• [WHAT IS BEING ASKED]:
Transcribe all the entries word for word, omitting any pictures they contain.

• [AVAILABLE DATA]:
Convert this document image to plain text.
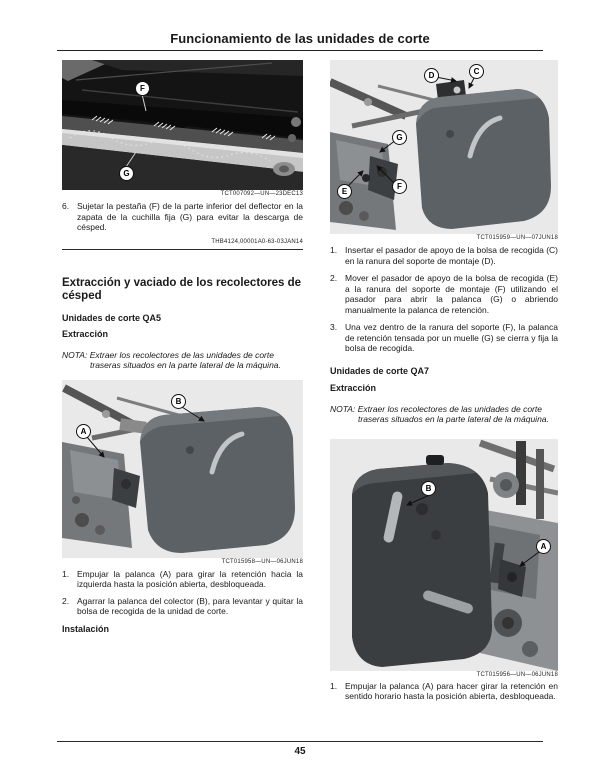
Funcionamiento de las unidades de corte
F
G
TCT007092—UN—23DEC13
6. Sujetar la pestaña (F) de la parte inferior del deflector en la zapata de la cuchilla fija (G) para evitar la descarga de césped.
THB4124,00001A0-63-03JAN14
Extracción y vaciado de los recolectores de césped
Unidades de corte QA5
Extracción
NOTA: Extraer los recolectores de las unidades de corte traseras situados en la parte lateral de la máquina.
A
B
TCT015958—UN—06JUN18
1. Empujar la palanca (A) para girar la retención hacia la izquierda hasta la posición abierta, desbloqueada.
2. Agarrar la palanca del colector (B), para levantar y quitar la bolsa de recogida de la unidad de corte.
Instalación
D	C
G
E
F
TCT015959—UN—07JUN18
1. Insertar el pasador de apoyo de la bolsa de recogida (C) en la ranura del soporte de montaje (D).
2. Mover el pasador de apoyo de la bolsa de recogida (E) a la ranura del soporte de montaje (F) utilizando el pasador para abrir la palanca (G) o abriendo manualmente la palanca de retención.
3. Una vez dentro de la ranura del soporte (F), la palanca de retención tensada por un muelle (G) se cierra y fija la bolsa de recogida.
Unidades de corte QA7
Extracción
NOTA: Extraer los recolectores de las unidades de corte traseras situados en la parte lateral de la máquina.
B
A
TCT015956—UN—06JUN18
1. Empujar la palanca (A) para hacer girar la retención en sentido horario hasta la posición abierta, desbloqueada.
45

• [RESULT]:
Convert this document image to plain text.
Funcionamiento de las unidades de corte
F
G
TCT007092—UN—23DEC13
6. Sujetar la pestaña (F) de la parte inferior del deflector en la zapata de la cuchilla fija (G) para evitar la descarga de césped.
THB4124,00001A0-63-03JAN14
Extracción y vaciado de los recolectores de césped
Unidades de corte QA5
Extracción
NOTA: Extraer los recolectores de las unidades de corte traseras situados en la parte lateral de la máquina.
A
B
TCT015958—UN—06JUN18
1. Empujar la palanca (A) para girar la retención hacia la izquierda hasta la posición abierta, desbloqueada.
2. Agarrar la palanca del colector (B), para levantar y quitar la bolsa de recogida de la unidad de corte.
Instalación
D	C
G
E
F
TCT015959—UN—07JUN18
1. Insertar el pasador de apoyo de la bolsa de recogida (C) en la ranura del soporte de montaje (D).
2. Mover el pasador de apoyo de la bolsa de recogida (E) a la ranura del soporte de montaje (F) utilizando el pasador para abrir la palanca (G) o abriendo manualmente la palanca de retención.
3. Una vez dentro de la ranura del soporte (F), la palanca de retención tensada por un muelle (G) se cierra y fija la bolsa de recogida.
Unidades de corte QA7
Extracción
NOTA: Extraer los recolectores de las unidades de corte traseras situados en la parte lateral de la máquina.
B
A
TCT015956—UN—06JUN18
1. Empujar la palanca (A) para hacer girar la retención en sentido horario hasta la posición abierta, desbloqueada.
45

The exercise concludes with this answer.